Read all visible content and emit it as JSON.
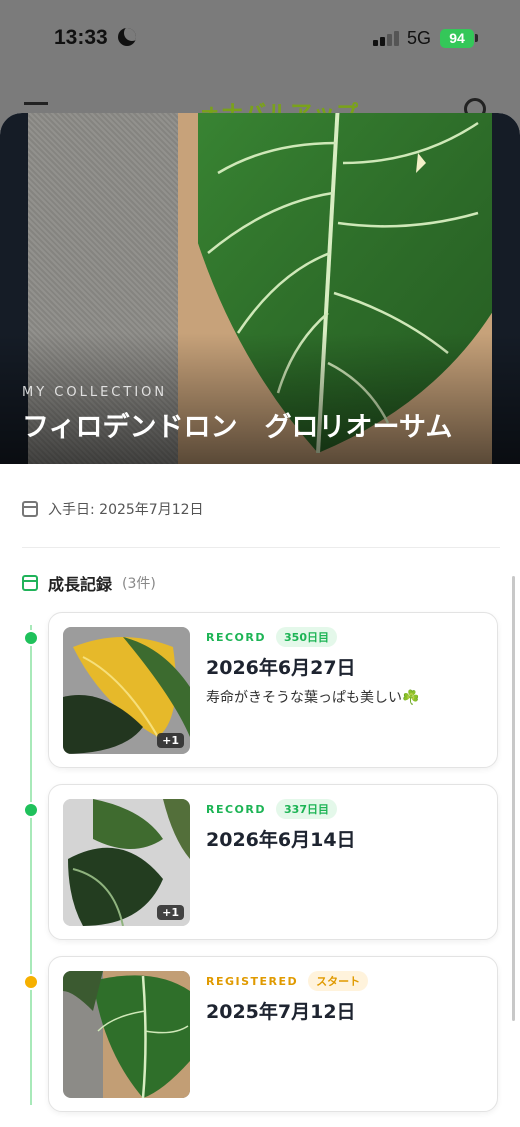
{
  "status_bar": {
    "time": "13:33",
    "network": "5G",
    "battery": "94"
  },
  "app_header": {
    "logo": "ォナバルアップ"
  },
  "hero": {
    "eyebrow": "MY COLLECTION",
    "title": "フィロデンドロン　グロリオーサム"
  },
  "info": {
    "acquired": "入手日: 2025年7月12日"
  },
  "growth": {
    "title": "成長記録",
    "count": "(3件)",
    "records": [
      {
        "label": "RECORD",
        "pill": "350日目",
        "date": "2026年6月27日",
        "note": "寿命がきそうな葉っぱも美しい☘️",
        "photo_count": "+1",
        "status_color": "#1fc15b"
      },
      {
        "label": "RECORD",
        "pill": "337日目",
        "date": "2026年6月14日",
        "note": "",
        "photo_count": "+1",
        "status_color": "#1fc15b"
      },
      {
        "label": "REGISTERED",
        "pill": "スタート",
        "date": "2025年7月12日",
        "note": "",
        "photo_count": "",
        "status_color": "#f6b000"
      }
    ]
  },
  "colors": {
    "accent_green": "#1db455",
    "accent_orange": "#e09a00"
  }
}
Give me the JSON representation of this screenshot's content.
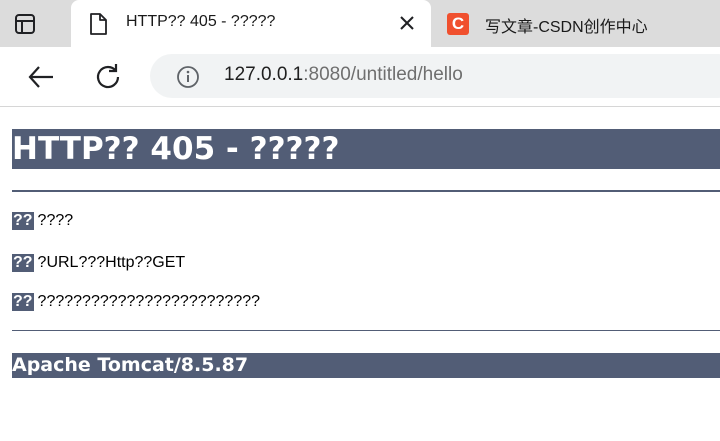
{
  "browser": {
    "tabs": [
      {
        "title": "HTTP?? 405 - ?????",
        "active": true,
        "icon": "document-icon"
      },
      {
        "title": "写文章-CSDN创作中心",
        "active": false,
        "icon": "csdn-logo",
        "logo_letter": "C"
      }
    ],
    "url": {
      "host": "127.0.0.1",
      "rest": ":8080/untitled/hello"
    }
  },
  "page": {
    "heading": "HTTP?? 405 - ?????",
    "rows": [
      {
        "label": "??",
        "value": "????"
      },
      {
        "label": "??",
        "value": "?URL???Http??GET"
      },
      {
        "label": "??",
        "value": "?????????????????????????"
      }
    ],
    "server_info": "Apache Tomcat/8.5.87"
  },
  "colors": {
    "tomcat_band": "#525d76",
    "tab_strip": "#dcdcdc",
    "csdn_brand": "#f0502e",
    "omnibox": "#f1f3f4"
  }
}
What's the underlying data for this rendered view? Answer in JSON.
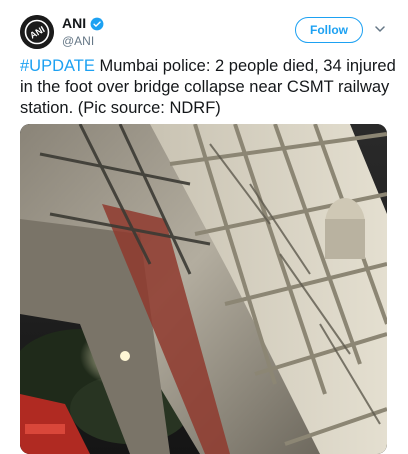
{
  "tweet": {
    "author_name": "ANI",
    "author_handle": "@ANI",
    "follow_label": "Follow",
    "hashtag": "#UPDATE",
    "body_text": " Mumbai police: 2 people died, 34 injured in the foot over bridge collapse near CSMT railway station. (Pic source: NDRF)",
    "avatar_icon": "ani-logo-avatar",
    "verified_icon": "verified-badge-icon",
    "menu_icon": "chevron-down-icon",
    "accent_color": "#1da1f2"
  }
}
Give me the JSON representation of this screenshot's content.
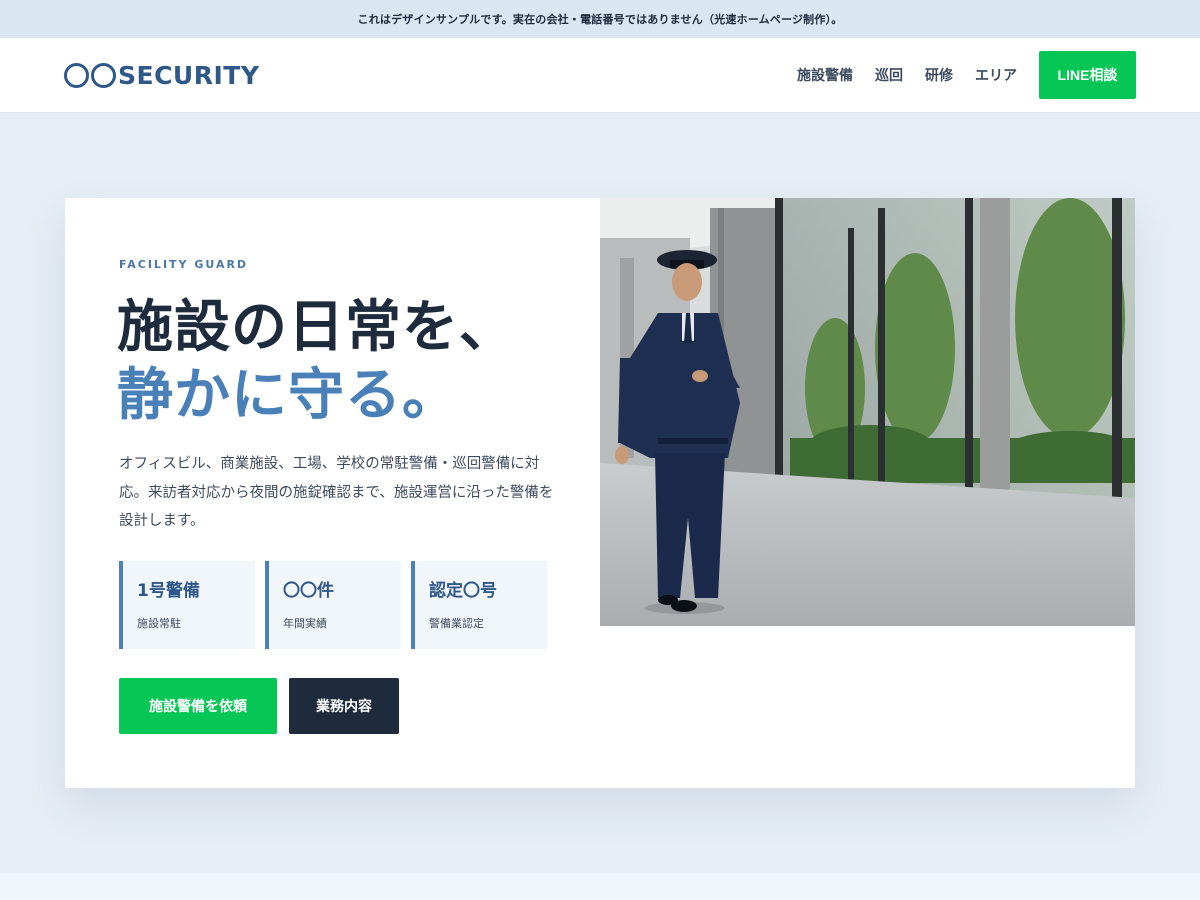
{
  "notice": "これはデザインサンプルです。実在の会社・電話番号ではありません（光速ホームページ制作）。",
  "logo": {
    "text": "SECURITY",
    "color": "#2f5889"
  },
  "nav": {
    "items": [
      {
        "label": "施設警備"
      },
      {
        "label": "巡回"
      },
      {
        "label": "研修"
      },
      {
        "label": "エリア"
      }
    ],
    "line_button": "LINE相談"
  },
  "hero": {
    "eyebrow": "FACILITY GUARD",
    "headline_line1": "施設の日常を、",
    "headline_line2": "静かに守る。",
    "lead": "オフィスビル、商業施設、工場、学校の常駐警備・巡回警備に対応。来訪者対応から夜間の施錠確認まで、施設運営に沿った警備を設計します。",
    "stats": [
      {
        "value": "1号警備",
        "label": "施設常駐"
      },
      {
        "value": "〇〇件",
        "label": "年間実績"
      },
      {
        "value": "認定〇号",
        "label": "警備業認定"
      }
    ],
    "cta_primary": "施設警備を依頼",
    "cta_secondary": "業務内容",
    "image_icon": "security-guard-photo"
  },
  "colors": {
    "accent_blue": "#4a80b8",
    "navy": "#1e2b3d",
    "line_green": "#06c755",
    "page_bg": "#e6edf5"
  }
}
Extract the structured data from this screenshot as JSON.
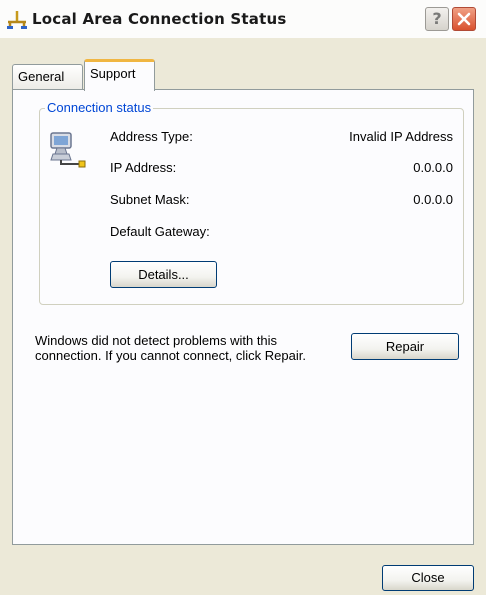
{
  "window": {
    "title": "Local Area Connection Status",
    "help_label": "?",
    "close_label": ""
  },
  "tabs": [
    {
      "label": "General",
      "selected": false
    },
    {
      "label": "Support",
      "selected": true
    }
  ],
  "connection_status": {
    "group_label": "Connection status",
    "rows": [
      {
        "label": "Address Type:",
        "value": "Invalid IP Address"
      },
      {
        "label": "IP Address:",
        "value": "0.0.0.0"
      },
      {
        "label": "Subnet Mask:",
        "value": "0.0.0.0"
      },
      {
        "label": "Default Gateway:",
        "value": ""
      }
    ],
    "details_label": "Details..."
  },
  "repair": {
    "message": "Windows did not detect problems with this connection. If you cannot connect, click Repair.",
    "button_label": "Repair"
  },
  "footer": {
    "close_label": "Close"
  },
  "icons": {
    "title_icon": "network-connection-icon",
    "status_icon": "network-computer-icon"
  },
  "colors": {
    "group_label": "#0046d5",
    "selected_tab_accent": "#f0b642",
    "close_button": "#d9512e"
  }
}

+ + + + +

Copy down every line of the material above that includes the string "this".

Give me the JSON representation of this screenshot's content.
What's the underlying data for this rendered view? Answer in JSON.
Give me the JSON representation of this screenshot's content.
Extract the structured data from this screenshot as JSON.
    "message": "Windows did not detect problems with this connection. If you cannot connect, click Repair.",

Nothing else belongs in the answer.